--- Records provided ---
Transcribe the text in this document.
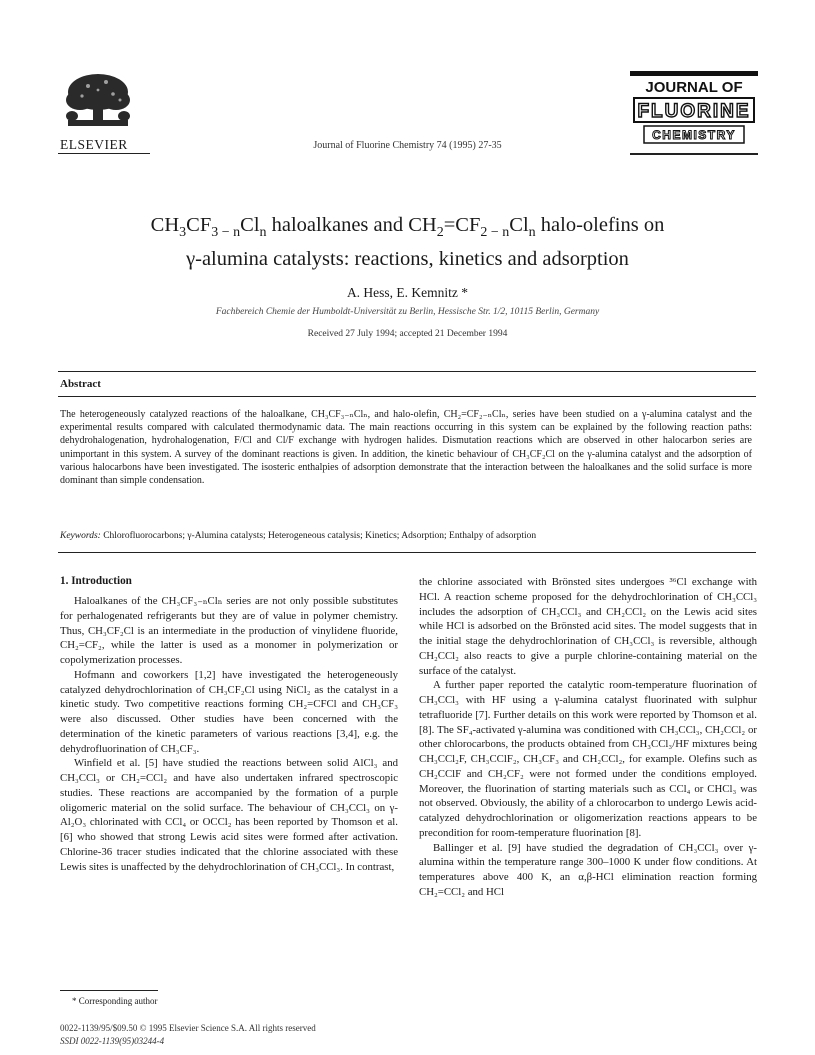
ELSEVIER	Journal of Fluorine Chemistry 74 (1995) 27-35
JOURNAL OF
FLUORINE
CHEMISTRY
$CH_3CF_{3 - n}Cl_n$ haloalkanes and $CH_2=CF_{2 - n}Cl_n$ halo-olefins on
γ-alumina catalysts: reactions, kinetics and adsorption
A. Hess, E. Kemnitz *
Fachbereich Chemie der Humboldt-Universität zu Berlin, Hessische Str. 1/2, 10115 Berlin, Germany
Received 27 July 1994; accepted 21 December 1994
Abstract
The heterogeneously catalyzed reactions of the haloalkane, CH₃CF₃₋ₙClₙ, and halo-olefin, CH₂=CF₂₋ₙClₙ, series have been studied on a γ-alumina catalyst and the experimental results compared with calculated thermodynamic data. The main reactions occurring in this system can be explained by the following reaction paths: dehydrohalogenation, hydrohalogenation, F/Cl and Cl/F exchange with hydrogen halides. Dismutation reactions which are observed in other halocarbon series are unimportant in this system. A survey of the dominant reactions is given. In addition, the kinetic behaviour of CH₃CF₂Cl on the γ-alumina catalyst and the adsorption of various halocarbons have been investigated. The isosteric enthalpies of adsorption demonstrate that the interaction between the haloalkanes and the solid surface is more dominant than simple condensation.
Keywords: Chlorofluorocarbons; γ-Alumina catalysts; Heterogeneous catalysis; Kinetics; Adsorption; Enthalpy of adsorption
1. Introduction

Haloalkanes of the CH₃CF₃₋ₙClₙ series are not only possible substitutes for perhalogenated refrigerants but they are of value in polymer chemistry. Thus, CH₃CF₂Cl is an intermediate in the production of vinylidene fluoride, CH₂=CF₂, while the latter is used as a monomer in polymerization or copolymerization processes.

Hofmann and coworkers [1,2] have investigated the heterogeneously catalyzed dehydrochlorination of CH₃CF₂Cl using NiCl₂ as the catalyst in a kinetic study. Two competitive reactions forming CH₂=CFCl and CH₃CF₃ were also discussed. Other studies have been concerned with the determination of the kinetic parameters of various reactions [3,4], e.g. the dehydrofluorination of CH₃CF₃.

Winfield et al. [5] have studied the reactions between solid AlCl₃ and CH₃CCl₃ or CH₂=CCl₂ and have also undertaken infrared spectroscopic studies. These reactions are accompanied by the formation of a purple oligomeric material on the solid surface. The behaviour of CH₃CCl₃ on γ-Al₂O₃ chlorinated with CCl₄ or OCCl₂ has been reported by Thomson et al. [6] who showed that strong Lewis acid sites were formed after activation. Chlorine-36 tracer studies indicated that the chlorine associated with these Lewis sites is unaffected by the dehydrochlorination of CH₃CCl₃. In contrast,

the chlorine associated with Brönsted sites undergoes ³⁶Cl exchange with HCl. A reaction scheme proposed for the dehydrochlorination of CH₃CCl₃ includes the adsorption of CH₃CCl₃ and CH₂CCl₂ on the Lewis acid sites while HCl is adsorbed on the Brönsted acid sites. The model suggests that in the initial stage the dehydrochlorination of CH₃CCl₃ is reversible, although CH₂CCl₂ also reacts to give a purple chlorine-containing material on the surface of the catalyst.

A further paper reported the catalytic room-temperature fluorination of CH₃CCl₃ with HF using a γ-alumina catalyst fluorinated with sulphur tetrafluoride [7]. Further details on this work were reported by Thomson et al. [8]. The SF₄-activated γ-alumina was conditioned with CH₃CCl₃, CH₂CCl₂ or other chlorocarbons, the products obtained from CH₃CCl₃/HF mixtures being CH₃CCl₂F, CH₃CClF₂, CH₃CF₃ and CH₂CCl₂, for example. Olefins such as CH₂CClF and CH₂CF₂ were not formed under the conditions employed. Moreover, the fluorination of starting materials such as CCl₄ or CHCl₃ was not observed. Obviously, the ability of a chlorocarbon to undergo Lewis acid-catalyzed dehydrochlorination or oligomerization reactions appears to be precondition for room-temperature fluorination [8].

Ballinger et al. [9] have studied the degradation of CH₃CCl₃ over γ-alumina within the temperature range 300–1000 K under flow conditions. At temperatures above 400 K, an α,β-HCl elimination reaction forming CH₂=CCl₂ and HCl

* Corresponding author
0022-1139/95/$09.50 © 1995 Elsevier Science S.A. All rights reserved
SSDI 0022-1139(95)03244-4
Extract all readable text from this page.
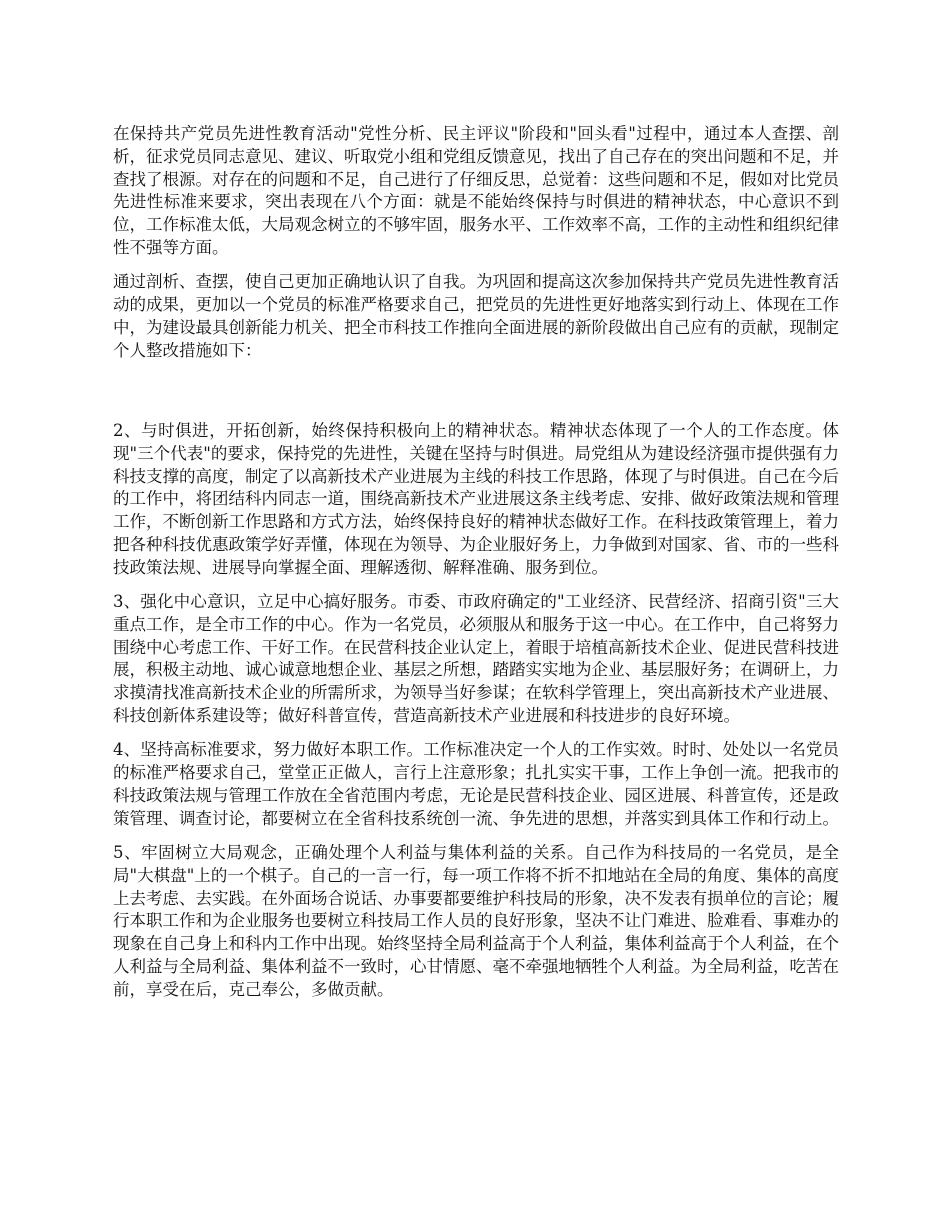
在保持共产党员先进性教育活动"党性分析、民主评议"阶段和"回头看"过程中，通过本人查摆、剖析，征求党员同志意见、建议、听取党小组和党组反馈意见，找出了自己存在的突出问题和不足，并查找了根源。对存在的问题和不足，自己进行了仔细反思，总觉着：这些问题和不足，假如对比党员先进性标准来要求，突出表现在八个方面：就是不能始终保持与时俱进的精神状态，中心意识不到位，工作标准太低，大局观念树立的不够牢固，服务水平、工作效率不高，工作的主动性和组织纪律性不强等方面。

通过剖析、查摆，使自己更加正确地认识了自我。为巩固和提高这次参加保持共产党员先进性教育活动的成果，更加以一个党员的标准严格要求自己，把党员的先进性更好地落实到行动上、体现在工作中，为建设最具创新能力机关、把全市科技工作推向全面进展的新阶段做出自己应有的贡献，现制定个人整改措施如下：

2、与时俱进，开拓创新，始终保持积极向上的精神状态。精神状态体现了一个人的工作态度。体现"三个代表"的要求，保持党的先进性，关键在坚持与时俱进。局党组从为建设经济强市提供强有力科技支撑的高度，制定了以高新技术产业进展为主线的科技工作思路，体现了与时俱进。自己在今后的工作中，将团结科内同志一道，围绕高新技术产业进展这条主线考虑、安排、做好政策法规和管理工作，不断创新工作思路和方式方法，始终保持良好的精神状态做好工作。在科技政策管理上，着力把各种科技优惠政策学好弄懂，体现在为领导、为企业服好务上，力争做到对国家、省、市的一些科技政策法规、进展导向掌握全面、理解透彻、解释准确、服务到位。

3、强化中心意识，立足中心搞好服务。市委、市政府确定的"工业经济、民营经济、招商引资"三大重点工作，是全市工作的中心。作为一名党员，必须服从和服务于这一中心。在工作中，自己将努力围绕中心考虑工作、干好工作。在民营科技企业认定上，着眼于培植高新技术企业、促进民营科技进展，积极主动地、诚心诚意地想企业、基层之所想，踏踏实实地为企业、基层服好务；在调研上，力求摸清找准高新技术企业的所需所求，为领导当好参谋；在软科学管理上，突出高新技术产业进展、科技创新体系建设等；做好科普宣传，营造高新技术产业进展和科技进步的良好环境。

4、坚持高标准要求，努力做好本职工作。工作标准决定一个人的工作实效。时时、处处以一名党员的标准严格要求自己，堂堂正正做人，言行上注意形象；扎扎实实干事，工作上争创一流。把我市的科技政策法规与管理工作放在全省范围内考虑，无论是民营科技企业、园区进展、科普宣传，还是政策管理、调查讨论，都要树立在全省科技系统创一流、争先进的思想，并落实到具体工作和行动上。

5、牢固树立大局观念，正确处理个人利益与集体利益的关系。自己作为科技局的一名党员，是全局"大棋盘"上的一个棋子。自己的一言一行，每一项工作将不折不扣地站在全局的角度、集体的高度上去考虑、去实践。在外面场合说话、办事要都要维护科技局的形象，决不发表有损单位的言论；履行本职工作和为企业服务也要树立科技局工作人员的良好形象，坚决不让门难进、脸难看、事难办的现象在自己身上和科内工作中出现。始终坚持全局利益高于个人利益，集体利益高于个人利益，在个人利益与全局利益、集体利益不一致时，心甘情愿、毫不牵强地牺牲个人利益。为全局利益，吃苦在前，享受在后，克己奉公，多做贡献。
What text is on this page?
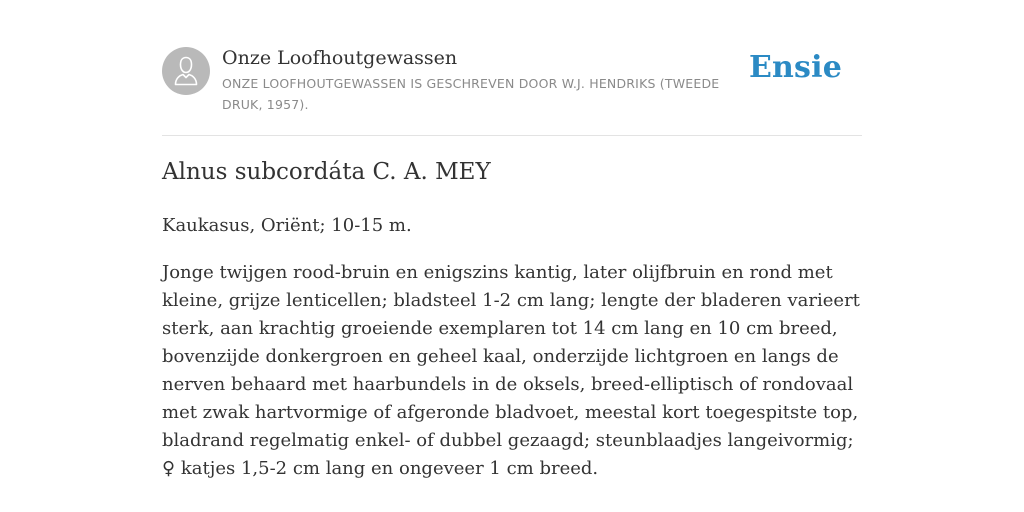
Onze Loofhoutgewassen
ONZE LOOFHOUTGEWASSEN IS GESCHREVEN DOOR W.J. HENDRIKS (TWEEDE DRUK, 1957).
Ensie
Alnus subcordáta C. A. MEY

Kaukasus, Oriënt; 10-15 m.

Jonge twijgen rood-bruin en enigszins kantig, later olijfbruin en rond met kleine, grijze lenticellen; bladsteel 1-2 cm lang; lengte der bladeren varieert sterk, aan krachtig groeiende exemplaren tot 14 cm lang en 10 cm breed, bovenzijde donkergroen en geheel kaal, onderzijde lichtgroen en langs de nerven behaard met haarbundels in de oksels, breed-elliptisch of rondovaal met zwak hartvormige of afgeronde bladvoet, meestal kort toegespitste top, bladrand regelmatig enkel- of dubbel gezaagd; steunblaadjes langeivormig; ♀ katjes 1,5-2 cm lang en ongeveer 1 cm breed.
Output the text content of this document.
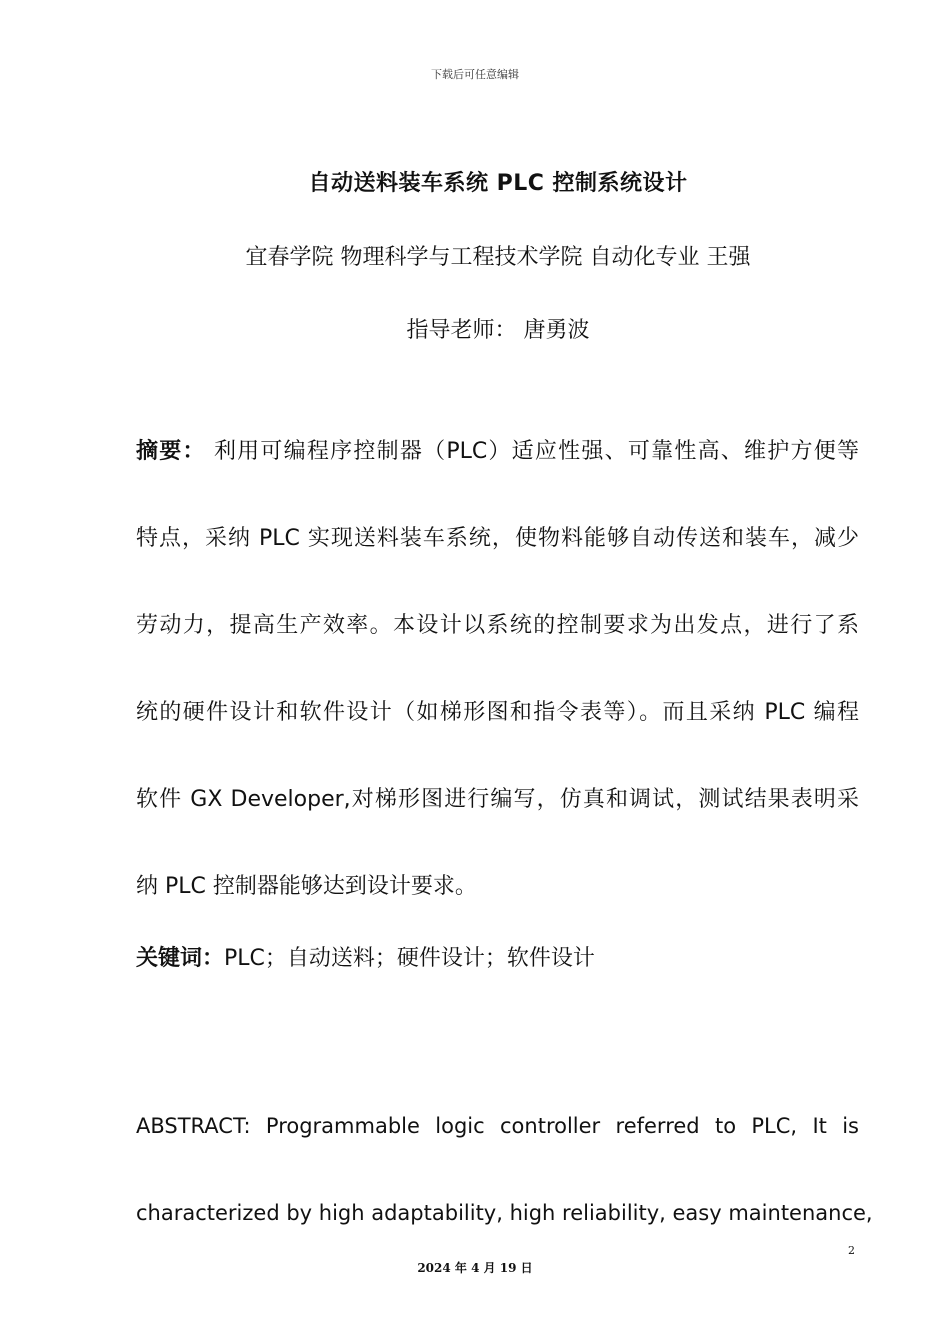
下载后可任意编辑
自动送料装车系统 PLC 控制系统设计
宜春学院 物理科学与工程技术学院 自动化专业 王强
指导老师： 唐勇波
摘要： 利用可编程序控制器（PLC）适应性强、可靠性高、维护方便等
特点，采纳 PLC 实现送料装车系统，使物料能够自动传送和装车，减少
劳动力，提高生产效率。本设计以系统的控制要求为出发点，进行了系
统的硬件设计和软件设计（如梯形图和指令表等）。而且采纳 PLC 编程
软件 GX Developer,对梯形图进行编写，仿真和调试，测试结果表明采
纳 PLC 控制器能够达到设计要求。
关键词：PLC；自动送料；硬件设计；软件设计
ABSTRACT: Programmable logic controller referred to PLC, It is
characterized by high adaptability, high reliability, easy maintenance,
2
2024 年 4 月 19 日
---
Exercise aim
Copy each line in the data that holds the word "page".

Written answer
Extract all readable text from this page.
What text is on this page?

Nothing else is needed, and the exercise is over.